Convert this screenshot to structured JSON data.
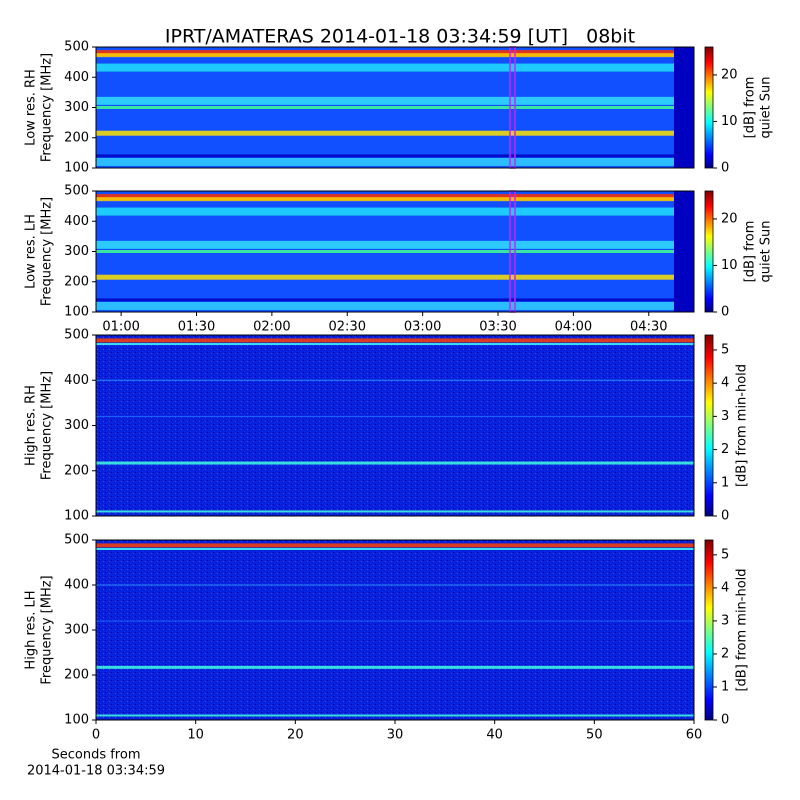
{
  "chart_data": [
    {
      "type": "heatmap",
      "title": "IPRT/AMATERAS 2014-01-18 03:34:59 [UT]   08bit",
      "ylabel": [
        "Low res. RH",
        "Frequency [MHz]"
      ],
      "ylim": [
        100,
        500
      ],
      "yticks": [
        100,
        200,
        300,
        400,
        500
      ],
      "xlim": [
        50,
        288
      ],
      "colorbar_label": [
        "[dB] from",
        "quiet Sun"
      ],
      "clim": [
        0,
        26
      ],
      "cticks": [
        0,
        10,
        20
      ]
    },
    {
      "type": "heatmap",
      "ylabel": [
        "Low res. LH",
        "Frequency [MHz]"
      ],
      "ylim": [
        100,
        500
      ],
      "yticks": [
        100,
        200,
        300,
        400,
        500
      ],
      "xlim": [
        50,
        288
      ],
      "xticks": [
        {
          "value": 60,
          "label": "01:00"
        },
        {
          "value": 90,
          "label": "01:30"
        },
        {
          "value": 120,
          "label": "02:00"
        },
        {
          "value": 150,
          "label": "02:30"
        },
        {
          "value": 180,
          "label": "03:00"
        },
        {
          "value": 210,
          "label": "03:30"
        },
        {
          "value": 240,
          "label": "04:00"
        },
        {
          "value": 270,
          "label": "04:30"
        }
      ],
      "colorbar_label": [
        "[dB] from",
        "quiet Sun"
      ],
      "clim": [
        0,
        26
      ],
      "cticks": [
        0,
        10,
        20
      ]
    },
    {
      "type": "heatmap",
      "ylabel": [
        "High res. RH",
        "Frequency [MHz]"
      ],
      "ylim": [
        100,
        500
      ],
      "yticks": [
        100,
        200,
        300,
        400,
        500
      ],
      "xlim": [
        0,
        60
      ],
      "colorbar_label": [
        "[dB] from min-hold"
      ],
      "clim": [
        0,
        5.45
      ],
      "cticks": [
        0,
        1,
        2,
        3,
        4,
        5
      ]
    },
    {
      "type": "heatmap",
      "ylabel": [
        "High res. LH",
        "Frequency [MHz]"
      ],
      "ylim": [
        100,
        500
      ],
      "yticks": [
        100,
        200,
        300,
        400,
        500
      ],
      "xlim": [
        0,
        60
      ],
      "xticks": [
        0,
        10,
        20,
        30,
        40,
        50,
        60
      ],
      "xlabel": [
        "Seconds from",
        "2014-01-18 03:34:59"
      ],
      "colorbar_label": [
        "[dB] from min-hold"
      ],
      "clim": [
        0,
        5.45
      ],
      "cticks": [
        0,
        1,
        2,
        3,
        4,
        5
      ]
    }
  ]
}
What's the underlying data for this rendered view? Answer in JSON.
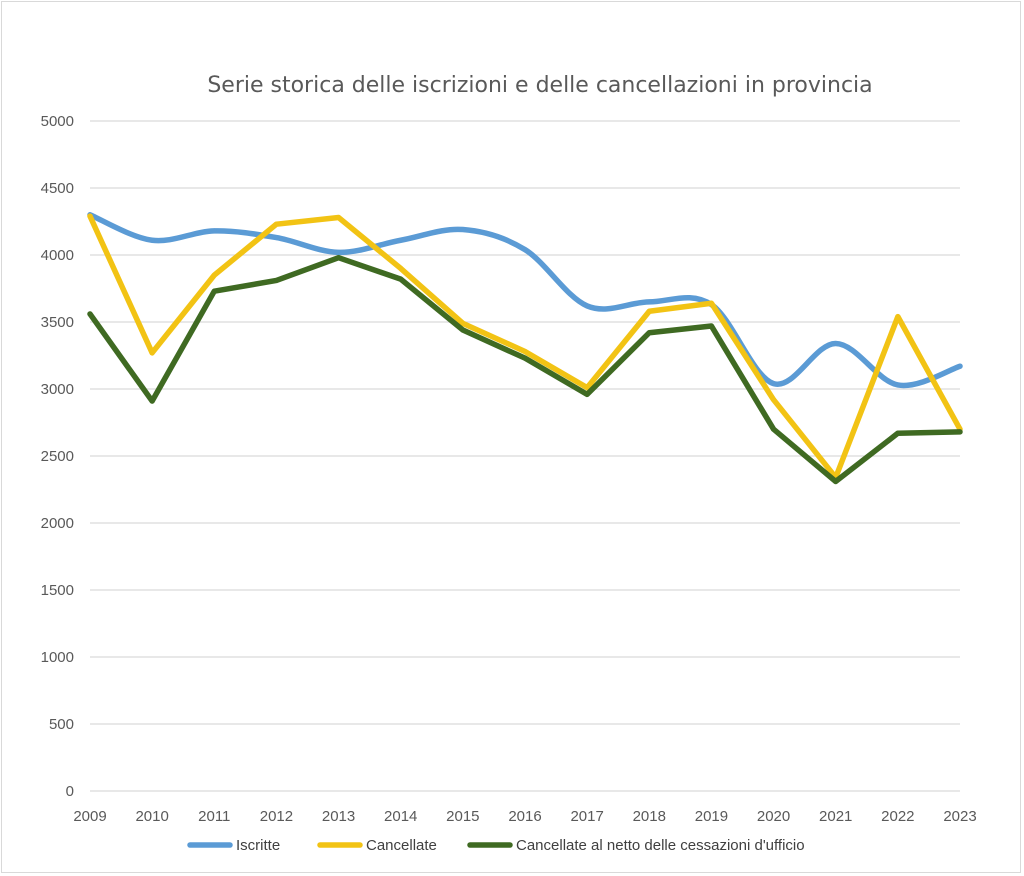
{
  "chart_data": {
    "type": "line",
    "title": "Serie storica delle iscrizioni e delle cancellazioni  in provincia",
    "categories": [
      "2009",
      "2010",
      "2011",
      "2012",
      "2013",
      "2014",
      "2015",
      "2016",
      "2017",
      "2018",
      "2019",
      "2020",
      "2021",
      "2022",
      "2023"
    ],
    "yticks": [
      "0",
      "500",
      "1000",
      "1500",
      "2000",
      "2500",
      "3000",
      "3500",
      "4000",
      "4500",
      "5000"
    ],
    "ylim": [
      0,
      5000
    ],
    "grid": true,
    "legend_position": "bottom",
    "series": [
      {
        "name": "Iscritte",
        "color": "#5b9bd5",
        "smooth": true,
        "values": [
          4300,
          4110,
          4180,
          4130,
          4020,
          4110,
          4190,
          4040,
          3620,
          3650,
          3630,
          3040,
          3340,
          3030,
          3170
        ]
      },
      {
        "name": "Cancellate",
        "color": "#f2c314",
        "smooth": false,
        "values": [
          4290,
          3270,
          3850,
          4230,
          4280,
          3900,
          3490,
          3280,
          3010,
          3580,
          3640,
          2920,
          2340,
          3540,
          2700
        ]
      },
      {
        "name": "Cancellate al netto delle cessazioni d'ufficio",
        "color": "#3f6a22",
        "smooth": false,
        "values": [
          3560,
          2910,
          3730,
          3810,
          3980,
          3820,
          3440,
          3230,
          2960,
          3420,
          3470,
          2700,
          2310,
          2670,
          2680
        ]
      }
    ]
  }
}
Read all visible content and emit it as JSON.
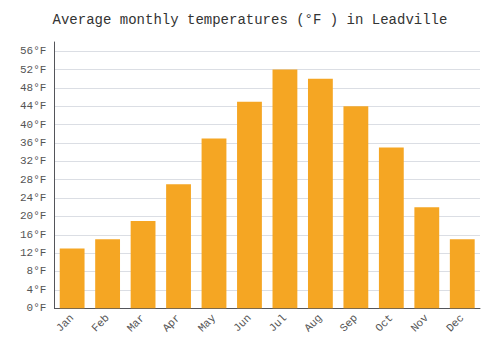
{
  "chart_data": {
    "type": "bar",
    "title": "Average monthly temperatures (°F ) in Leadville",
    "categories": [
      "Jan",
      "Feb",
      "Mar",
      "Apr",
      "May",
      "Jun",
      "Jul",
      "Aug",
      "Sep",
      "Oct",
      "Nov",
      "Dec"
    ],
    "values": [
      13,
      15,
      19,
      27,
      37,
      45,
      52,
      50,
      44,
      35,
      22,
      15
    ],
    "color": "#F5A623",
    "ylim": [
      0,
      58
    ],
    "yticks": [
      {
        "value": 0,
        "label": "0°F"
      },
      {
        "value": 4,
        "label": "4°F"
      },
      {
        "value": 8,
        "label": "8°F"
      },
      {
        "value": 12,
        "label": "12°F"
      },
      {
        "value": 16,
        "label": "16°F"
      },
      {
        "value": 20,
        "label": "20°F"
      },
      {
        "value": 24,
        "label": "24°F"
      },
      {
        "value": 28,
        "label": "28°F"
      },
      {
        "value": 32,
        "label": "32°F"
      },
      {
        "value": 36,
        "label": "36°F"
      },
      {
        "value": 40,
        "label": "40°F"
      },
      {
        "value": 44,
        "label": "44°F"
      },
      {
        "value": 48,
        "label": "48°F"
      },
      {
        "value": 52,
        "label": "52°F"
      },
      {
        "value": 56,
        "label": "56°F"
      }
    ],
    "grid": true
  }
}
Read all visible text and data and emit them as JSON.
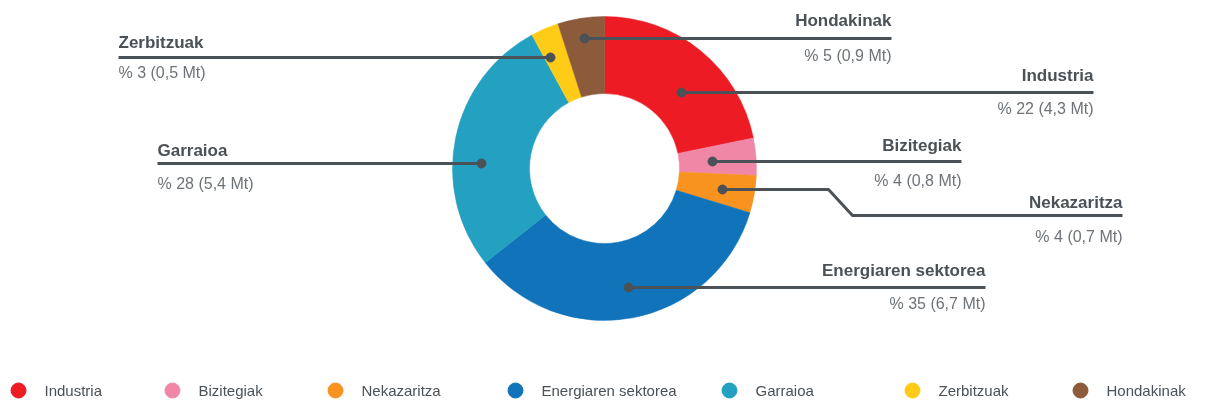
{
  "chart_data": {
    "type": "donut",
    "categories": [
      "Industria",
      "Bizitegiak",
      "Nekazaritza",
      "Energiaren sektorea",
      "Garraioa",
      "Zerbitzuak",
      "Hondakinak"
    ],
    "values": [
      22,
      4,
      4,
      35,
      28,
      3,
      5
    ],
    "value_labels": [
      "% 22 (4,3 Mt)",
      "% 4 (0,8 Mt)",
      "% 4 (0,7 Mt)",
      "% 35 (6,7 Mt)",
      "% 28 (5,4 Mt)",
      "% 3 (0,5 Mt)",
      "% 5 (0,9 Mt)"
    ],
    "colors": [
      "#ed1c24",
      "#f087a6",
      "#f7931e",
      "#1174bb",
      "#24a1c1",
      "#fecb17",
      "#8c5b3b"
    ],
    "legend": "bottom"
  }
}
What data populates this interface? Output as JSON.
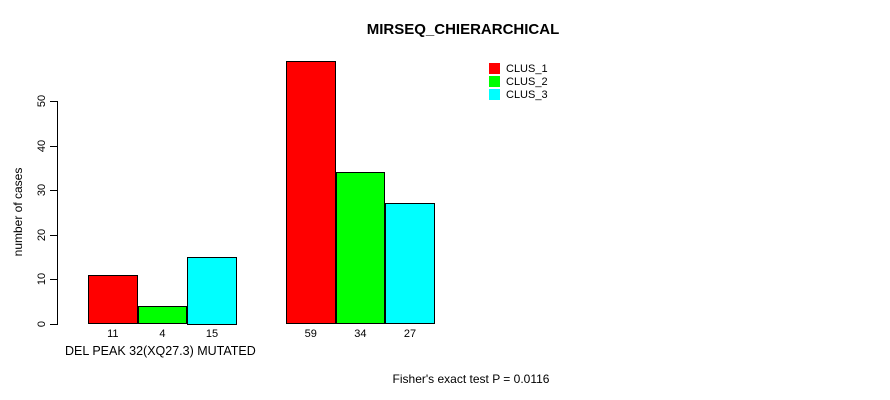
{
  "chart_data": {
    "type": "bar",
    "title": "MIRSEQ_CHIERARCHICAL",
    "ylabel": "number of cases",
    "xlabel": "DEL PEAK 32(XQ27.3) MUTATED",
    "annotation": "Fisher's exact test P = 0.0116",
    "ylim": [
      0,
      50
    ],
    "yticks": [
      0,
      10,
      20,
      30,
      40,
      50
    ],
    "grid": false,
    "legend_position": "top-right",
    "categories": [
      "DEL PEAK 32(XQ27.3) MUTATED",
      ""
    ],
    "series": [
      {
        "name": "CLUS_1",
        "color": "#FF0000",
        "values": [
          11,
          59
        ]
      },
      {
        "name": "CLUS_2",
        "color": "#00FF00",
        "values": [
          4,
          34
        ]
      },
      {
        "name": "CLUS_3",
        "color": "#00FFFF",
        "values": [
          15,
          27
        ]
      }
    ],
    "bar_value_labels": [
      [
        "11",
        "4",
        "15"
      ],
      [
        "59",
        "34",
        "27"
      ]
    ]
  }
}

▸ TASK
Every line above should be repeated exactly; pictures stay out of the copy.

▸ OUTPUT FOR THIS TASK
Convert this screenshot to structured JSON data.
{
  "chart_data": [
    {
      "type": "heatmap",
      "title": "IPRT/AMATERAS 2014-01-18 03:34:59 [UT]   08bit",
      "ylabel": [
        "Low res. RH",
        "Frequency [MHz]"
      ],
      "ylim": [
        100,
        500
      ],
      "yticks": [
        100,
        200,
        300,
        400,
        500
      ],
      "xlim": [
        50,
        288
      ],
      "colorbar_label": [
        "[dB] from",
        "quiet Sun"
      ],
      "clim": [
        0,
        26
      ],
      "cticks": [
        0,
        10,
        20
      ]
    },
    {
      "type": "heatmap",
      "ylabel": [
        "Low res. LH",
        "Frequency [MHz]"
      ],
      "ylim": [
        100,
        500
      ],
      "yticks": [
        100,
        200,
        300,
        400,
        500
      ],
      "xlim": [
        50,
        288
      ],
      "xticks": [
        {
          "value": 60,
          "label": "01:00"
        },
        {
          "value": 90,
          "label": "01:30"
        },
        {
          "value": 120,
          "label": "02:00"
        },
        {
          "value": 150,
          "label": "02:30"
        },
        {
          "value": 180,
          "label": "03:00"
        },
        {
          "value": 210,
          "label": "03:30"
        },
        {
          "value": 240,
          "label": "04:00"
        },
        {
          "value": 270,
          "label": "04:30"
        }
      ],
      "colorbar_label": [
        "[dB] from",
        "quiet Sun"
      ],
      "clim": [
        0,
        26
      ],
      "cticks": [
        0,
        10,
        20
      ]
    },
    {
      "type": "heatmap",
      "ylabel": [
        "High res. RH",
        "Frequency [MHz]"
      ],
      "ylim": [
        100,
        500
      ],
      "yticks": [
        100,
        200,
        300,
        400,
        500
      ],
      "xlim": [
        0,
        60
      ],
      "colorbar_label": [
        "[dB] from min-hold"
      ],
      "clim": [
        0,
        5.45
      ],
      "cticks": [
        0,
        1,
        2,
        3,
        4,
        5
      ]
    },
    {
      "type": "heatmap",
      "ylabel": [
        "High res. LH",
        "Frequency [MHz]"
      ],
      "ylim": [
        100,
        500
      ],
      "yticks": [
        100,
        200,
        300,
        400,
        500
      ],
      "xlim": [
        0,
        60
      ],
      "xticks": [
        0,
        10,
        20,
        30,
        40,
        50,
        60
      ],
      "xlabel": [
        "Seconds from",
        "2014-01-18 03:34:59"
      ],
      "colorbar_label": [
        "[dB] from min-hold"
      ],
      "clim": [
        0,
        5.45
      ],
      "cticks": [
        0,
        1,
        2,
        3,
        4,
        5
      ]
    }
  ]
}
What's the underlying data for this rendered view? Answer in JSON.
{
  "chart_data": {
    "type": "line",
    "title": "Serie storica delle iscrizioni e delle cancellazioni  in provincia",
    "categories": [
      "2009",
      "2010",
      "2011",
      "2012",
      "2013",
      "2014",
      "2015",
      "2016",
      "2017",
      "2018",
      "2019",
      "2020",
      "2021",
      "2022",
      "2023"
    ],
    "yticks": [
      "0",
      "500",
      "1000",
      "1500",
      "2000",
      "2500",
      "3000",
      "3500",
      "4000",
      "4500",
      "5000"
    ],
    "ylim": [
      0,
      5000
    ],
    "grid": true,
    "legend_position": "bottom",
    "series": [
      {
        "name": "Iscritte",
        "color": "#5b9bd5",
        "smooth": true,
        "values": [
          4300,
          4110,
          4180,
          4130,
          4020,
          4110,
          4190,
          4040,
          3620,
          3650,
          3630,
          3040,
          3340,
          3030,
          3170
        ]
      },
      {
        "name": "Cancellate",
        "color": "#f2c314",
        "smooth": false,
        "values": [
          4290,
          3270,
          3850,
          4230,
          4280,
          3900,
          3490,
          3280,
          3010,
          3580,
          3640,
          2920,
          2340,
          3540,
          2700
        ]
      },
      {
        "name": "Cancellate al netto delle cessazioni d'ufficio",
        "color": "#3f6a22",
        "smooth": false,
        "values": [
          3560,
          2910,
          3730,
          3810,
          3980,
          3820,
          3440,
          3230,
          2960,
          3420,
          3470,
          2700,
          2310,
          2670,
          2680
        ]
      }
    ]
  }
}
Read all visible content and emit it as JSON.
{
  "chart_data": {
    "type": "bar",
    "title": "Average monthly temperatures (°F ) in Leadville",
    "categories": [
      "Jan",
      "Feb",
      "Mar",
      "Apr",
      "May",
      "Jun",
      "Jul",
      "Aug",
      "Sep",
      "Oct",
      "Nov",
      "Dec"
    ],
    "values": [
      13,
      15,
      19,
      27,
      37,
      45,
      52,
      50,
      44,
      35,
      22,
      15
    ],
    "color": "#F5A623",
    "ylim": [
      0,
      58
    ],
    "yticks": [
      {
        "value": 0,
        "label": "0°F"
      },
      {
        "value": 4,
        "label": "4°F"
      },
      {
        "value": 8,
        "label": "8°F"
      },
      {
        "value": 12,
        "label": "12°F"
      },
      {
        "value": 16,
        "label": "16°F"
      },
      {
        "value": 20,
        "label": "20°F"
      },
      {
        "value": 24,
        "label": "24°F"
      },
      {
        "value": 28,
        "label": "28°F"
      },
      {
        "value": 32,
        "label": "32°F"
      },
      {
        "value": 36,
        "label": "36°F"
      },
      {
        "value": 40,
        "label": "40°F"
      },
      {
        "value": 44,
        "label": "44°F"
      },
      {
        "value": 48,
        "label": "48°F"
      },
      {
        "value": 52,
        "label": "52°F"
      },
      {
        "value": 56,
        "label": "56°F"
      }
    ],
    "grid": true
  }
}
Read all visible text and data and emit them as JSON.
{
  "chart_data": {
    "type": "donut",
    "categories": [
      "Industria",
      "Bizitegiak",
      "Nekazaritza",
      "Energiaren sektorea",
      "Garraioa",
      "Zerbitzuak",
      "Hondakinak"
    ],
    "values": [
      22,
      4,
      4,
      35,
      28,
      3,
      5
    ],
    "value_labels": [
      "% 22 (4,3 Mt)",
      "% 4 (0,8 Mt)",
      "% 4 (0,7 Mt)",
      "% 35 (6,7 Mt)",
      "% 28 (5,4 Mt)",
      "% 3 (0,5 Mt)",
      "% 5 (0,9 Mt)"
    ],
    "colors": [
      "#ed1c24",
      "#f087a6",
      "#f7931e",
      "#1174bb",
      "#24a1c1",
      "#fecb17",
      "#8c5b3b"
    ],
    "legend": "bottom"
  }
}
What data populates this interface? Output as JSON.
{
  "chart_data": {
    "type": "bar",
    "title": "MIRSEQ_CHIERARCHICAL",
    "ylabel": "number of cases",
    "xlabel": "DEL PEAK 32(XQ27.3) MUTATED",
    "annotation": "Fisher's exact test P = 0.0116",
    "ylim": [
      0,
      50
    ],
    "yticks": [
      0,
      10,
      20,
      30,
      40,
      50
    ],
    "grid": false,
    "legend_position": "top-right",
    "categories": [
      "DEL PEAK 32(XQ27.3) MUTATED",
      ""
    ],
    "series": [
      {
        "name": "CLUS_1",
        "color": "#FF0000",
        "values": [
          11,
          59
        ]
      },
      {
        "name": "CLUS_2",
        "color": "#00FF00",
        "values": [
          4,
          34
        ]
      },
      {
        "name": "CLUS_3",
        "color": "#00FFFF",
        "values": [
          15,
          27
        ]
      }
    ],
    "bar_value_labels": [
      [
        "11",
        "4",
        "15"
      ],
      [
        "59",
        "34",
        "27"
      ]
    ]
  }
}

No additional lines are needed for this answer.